-- BEGIN Data for the task --

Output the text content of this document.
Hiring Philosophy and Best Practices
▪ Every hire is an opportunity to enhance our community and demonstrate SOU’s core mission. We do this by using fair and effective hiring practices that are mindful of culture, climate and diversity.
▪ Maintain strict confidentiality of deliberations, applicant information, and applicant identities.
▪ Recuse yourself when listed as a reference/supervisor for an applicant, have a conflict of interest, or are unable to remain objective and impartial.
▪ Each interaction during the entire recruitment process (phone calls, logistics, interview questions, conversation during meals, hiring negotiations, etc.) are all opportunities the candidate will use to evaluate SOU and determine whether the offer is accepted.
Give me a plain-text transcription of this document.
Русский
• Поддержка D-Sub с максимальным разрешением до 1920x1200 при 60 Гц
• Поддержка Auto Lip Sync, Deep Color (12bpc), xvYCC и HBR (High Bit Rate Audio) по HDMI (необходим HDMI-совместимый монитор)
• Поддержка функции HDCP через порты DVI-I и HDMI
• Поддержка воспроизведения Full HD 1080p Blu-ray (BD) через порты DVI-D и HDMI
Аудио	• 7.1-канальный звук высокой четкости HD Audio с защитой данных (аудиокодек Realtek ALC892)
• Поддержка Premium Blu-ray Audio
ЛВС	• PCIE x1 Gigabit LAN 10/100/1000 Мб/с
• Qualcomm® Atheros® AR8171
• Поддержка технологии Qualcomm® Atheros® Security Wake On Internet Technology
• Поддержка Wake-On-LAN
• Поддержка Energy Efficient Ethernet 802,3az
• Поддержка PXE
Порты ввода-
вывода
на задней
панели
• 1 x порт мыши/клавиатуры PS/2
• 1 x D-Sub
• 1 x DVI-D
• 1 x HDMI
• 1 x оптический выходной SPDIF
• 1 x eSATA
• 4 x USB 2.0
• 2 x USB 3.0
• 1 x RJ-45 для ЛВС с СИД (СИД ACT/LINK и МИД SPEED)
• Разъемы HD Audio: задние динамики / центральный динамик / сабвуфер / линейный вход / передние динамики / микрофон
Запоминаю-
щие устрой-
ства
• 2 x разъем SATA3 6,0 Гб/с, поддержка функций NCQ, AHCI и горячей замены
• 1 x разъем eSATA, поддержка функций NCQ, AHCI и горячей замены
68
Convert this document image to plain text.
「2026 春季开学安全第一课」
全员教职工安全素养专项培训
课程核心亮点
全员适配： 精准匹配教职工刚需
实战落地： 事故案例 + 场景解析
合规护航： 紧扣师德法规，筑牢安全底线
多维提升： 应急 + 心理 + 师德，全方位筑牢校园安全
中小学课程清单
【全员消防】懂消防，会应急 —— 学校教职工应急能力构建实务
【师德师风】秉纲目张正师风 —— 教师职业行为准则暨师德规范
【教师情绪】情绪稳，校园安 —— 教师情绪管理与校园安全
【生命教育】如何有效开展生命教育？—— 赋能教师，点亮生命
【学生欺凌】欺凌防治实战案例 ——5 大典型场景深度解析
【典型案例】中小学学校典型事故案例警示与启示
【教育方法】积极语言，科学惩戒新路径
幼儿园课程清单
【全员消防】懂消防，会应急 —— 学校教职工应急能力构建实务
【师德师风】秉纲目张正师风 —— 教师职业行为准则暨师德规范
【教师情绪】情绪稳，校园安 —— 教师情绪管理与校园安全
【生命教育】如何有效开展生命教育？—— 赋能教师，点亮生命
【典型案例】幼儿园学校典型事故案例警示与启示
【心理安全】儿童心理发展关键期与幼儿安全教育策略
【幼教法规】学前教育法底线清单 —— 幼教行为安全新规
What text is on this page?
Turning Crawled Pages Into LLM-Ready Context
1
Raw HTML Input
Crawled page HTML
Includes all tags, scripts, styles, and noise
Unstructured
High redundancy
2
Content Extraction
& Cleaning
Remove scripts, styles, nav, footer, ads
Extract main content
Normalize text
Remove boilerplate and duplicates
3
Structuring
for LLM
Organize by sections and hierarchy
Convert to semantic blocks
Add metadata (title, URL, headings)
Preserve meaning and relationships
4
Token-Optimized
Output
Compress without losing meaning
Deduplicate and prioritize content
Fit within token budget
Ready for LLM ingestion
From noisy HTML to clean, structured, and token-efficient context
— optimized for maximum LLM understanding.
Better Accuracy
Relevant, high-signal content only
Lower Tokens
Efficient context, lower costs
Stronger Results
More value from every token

-- END Data for the task --

> _Instructions to follow_
Print the material above once more, exactly.

> _Final answer_
Output the text content of this document.
Hiring Philosophy and Best Practices
▪ Every hire is an opportunity to enhance our community and demonstrate SOU’s core mission. We do this by using fair and effective hiring practices that are mindful of culture, climate and diversity.
▪ Maintain strict confidentiality of deliberations, applicant information, and applicant identities.
▪ Recuse yourself when listed as a reference/supervisor for an applicant, have a conflict of interest, or are unable to remain objective and impartial.
▪ Each interaction during the entire recruitment process (phone calls, logistics, interview questions, conversation during meals, hiring negotiations, etc.) are all opportunities the candidate will use to evaluate SOU and determine whether the offer is accepted.
Give me a plain-text transcription of this document.
Русский
• Поддержка D-Sub с максимальным разрешением до 1920x1200 при 60 Гц
• Поддержка Auto Lip Sync, Deep Color (12bpc), xvYCC и HBR (High Bit Rate Audio) по HDMI (необходим HDMI-совместимый монитор)
• Поддержка функции HDCP через порты DVI-I и HDMI
• Поддержка воспроизведения Full HD 1080p Blu-ray (BD) через порты DVI-D и HDMI
Аудио	• 7.1-канальный звук высокой четкости HD Audio с защитой данных (аудиокодек Realtek ALC892)
• Поддержка Premium Blu-ray Audio
ЛВС	• PCIE x1 Gigabit LAN 10/100/1000 Мб/с
• Qualcomm® Atheros® AR8171
• Поддержка технологии Qualcomm® Atheros® Security Wake On Internet Technology
• Поддержка Wake-On-LAN
• Поддержка Energy Efficient Ethernet 802,3az
• Поддержка PXE
Порты ввода-
вывода
на задней
панели
• 1 x порт мыши/клавиатуры PS/2
• 1 x D-Sub
• 1 x DVI-D
• 1 x HDMI
• 1 x оптический выходной SPDIF
• 1 x eSATA
• 4 x USB 2.0
• 2 x USB 3.0
• 1 x RJ-45 для ЛВС с СИД (СИД ACT/LINK и МИД SPEED)
• Разъемы HD Audio: задние динамики / центральный динамик / сабвуфер / линейный вход / передние динамики / микрофон
Запоминаю-
щие устрой-
ства
• 2 x разъем SATA3 6,0 Гб/с, поддержка функций NCQ, AHCI и горячей замены
• 1 x разъем eSATA, поддержка функций NCQ, AHCI и горячей замены
68
Convert this document image to plain text.
「2026 春季开学安全第一课」
全员教职工安全素养专项培训
课程核心亮点
全员适配： 精准匹配教职工刚需
实战落地： 事故案例 + 场景解析
合规护航： 紧扣师德法规，筑牢安全底线
多维提升： 应急 + 心理 + 师德，全方位筑牢校园安全
中小学课程清单
【全员消防】懂消防，会应急 —— 学校教职工应急能力构建实务
【师德师风】秉纲目张正师风 —— 教师职业行为准则暨师德规范
【教师情绪】情绪稳，校园安 —— 教师情绪管理与校园安全
【生命教育】如何有效开展生命教育？—— 赋能教师，点亮生命
【学生欺凌】欺凌防治实战案例 ——5 大典型场景深度解析
【典型案例】中小学学校典型事故案例警示与启示
【教育方法】积极语言，科学惩戒新路径
幼儿园课程清单
【全员消防】懂消防，会应急 —— 学校教职工应急能力构建实务
【师德师风】秉纲目张正师风 —— 教师职业行为准则暨师德规范
【教师情绪】情绪稳，校园安 —— 教师情绪管理与校园安全
【生命教育】如何有效开展生命教育？—— 赋能教师，点亮生命
【典型案例】幼儿园学校典型事故案例警示与启示
【心理安全】儿童心理发展关键期与幼儿安全教育策略
【幼教法规】学前教育法底线清单 —— 幼教行为安全新规
What text is on this page?
Turning Crawled Pages Into LLM-Ready Context
1
Raw HTML Input
Crawled page HTML
Includes all tags, scripts, styles, and noise
Unstructured
High redundancy
2
Content Extraction
& Cleaning
Remove scripts, styles, nav, footer, ads
Extract main content
Normalize text
Remove boilerplate and duplicates
3
Structuring
for LLM
Organize by sections and hierarchy
Convert to semantic blocks
Add metadata (title, URL, headings)
Preserve meaning and relationships
4
Token-Optimized
Output
Compress without losing meaning
Deduplicate and prioritize content
Fit within token budget
Ready for LLM ingestion
From noisy HTML to clean, structured, and token-efficient context
— optimized for maximum LLM understanding.
Better Accuracy
Relevant, high-signal content only
Lower Tokens
Efficient context, lower costs
Stronger Results
More value from every token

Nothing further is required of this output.